(Request): Skip the pictures and quote all of the lines exactly.
+ + + + +
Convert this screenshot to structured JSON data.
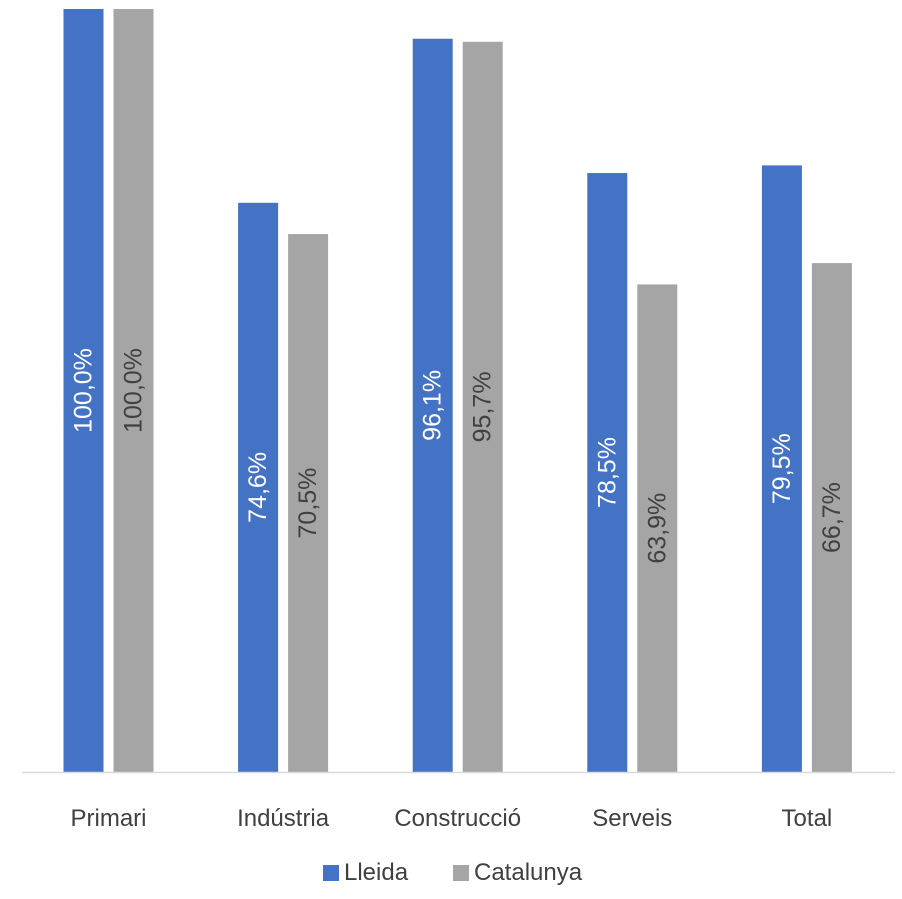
{
  "chart_data": {
    "type": "bar",
    "categories": [
      "Primari",
      "Indústria",
      "Construcció",
      "Serveis",
      "Total"
    ],
    "series": [
      {
        "name": "Lleida",
        "color": "#4472C4",
        "values": [
          100.0,
          74.6,
          96.1,
          78.5,
          79.5
        ],
        "labels": [
          "100,0%",
          "74,6%",
          "96,1%",
          "78,5%",
          "79,5%"
        ],
        "label_color": "#ffffff"
      },
      {
        "name": "Catalunya",
        "color": "#A5A5A5",
        "values": [
          100.0,
          70.5,
          95.7,
          63.9,
          66.7
        ],
        "labels": [
          "100,0%",
          "70,5%",
          "95,7%",
          "63,9%",
          "66,7%"
        ],
        "label_color": "#404040"
      }
    ],
    "ylim": [
      0,
      100
    ],
    "grid": false,
    "legend": "bottom",
    "data_labels": "rotated-inside-bar",
    "axis_color": "#D9D9D9",
    "text_color": "#404040"
  }
}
+ + + + +
(Expected answer):
Convert this screenshot to structured JSON data.
{
  "chart_data": {
    "type": "bar",
    "categories": [
      "Primari",
      "Indústria",
      "Construcció",
      "Serveis",
      "Total"
    ],
    "series": [
      {
        "name": "Lleida",
        "color": "#4472C4",
        "values": [
          100.0,
          74.6,
          96.1,
          78.5,
          79.5
        ],
        "labels": [
          "100,0%",
          "74,6%",
          "96,1%",
          "78,5%",
          "79,5%"
        ],
        "label_color": "#ffffff"
      },
      {
        "name": "Catalunya",
        "color": "#A5A5A5",
        "values": [
          100.0,
          70.5,
          95.7,
          63.9,
          66.7
        ],
        "labels": [
          "100,0%",
          "70,5%",
          "95,7%",
          "63,9%",
          "66,7%"
        ],
        "label_color": "#404040"
      }
    ],
    "ylim": [
      0,
      100
    ],
    "grid": false,
    "legend": "bottom",
    "data_labels": "rotated-inside-bar",
    "axis_color": "#D9D9D9",
    "text_color": "#404040"
  }
}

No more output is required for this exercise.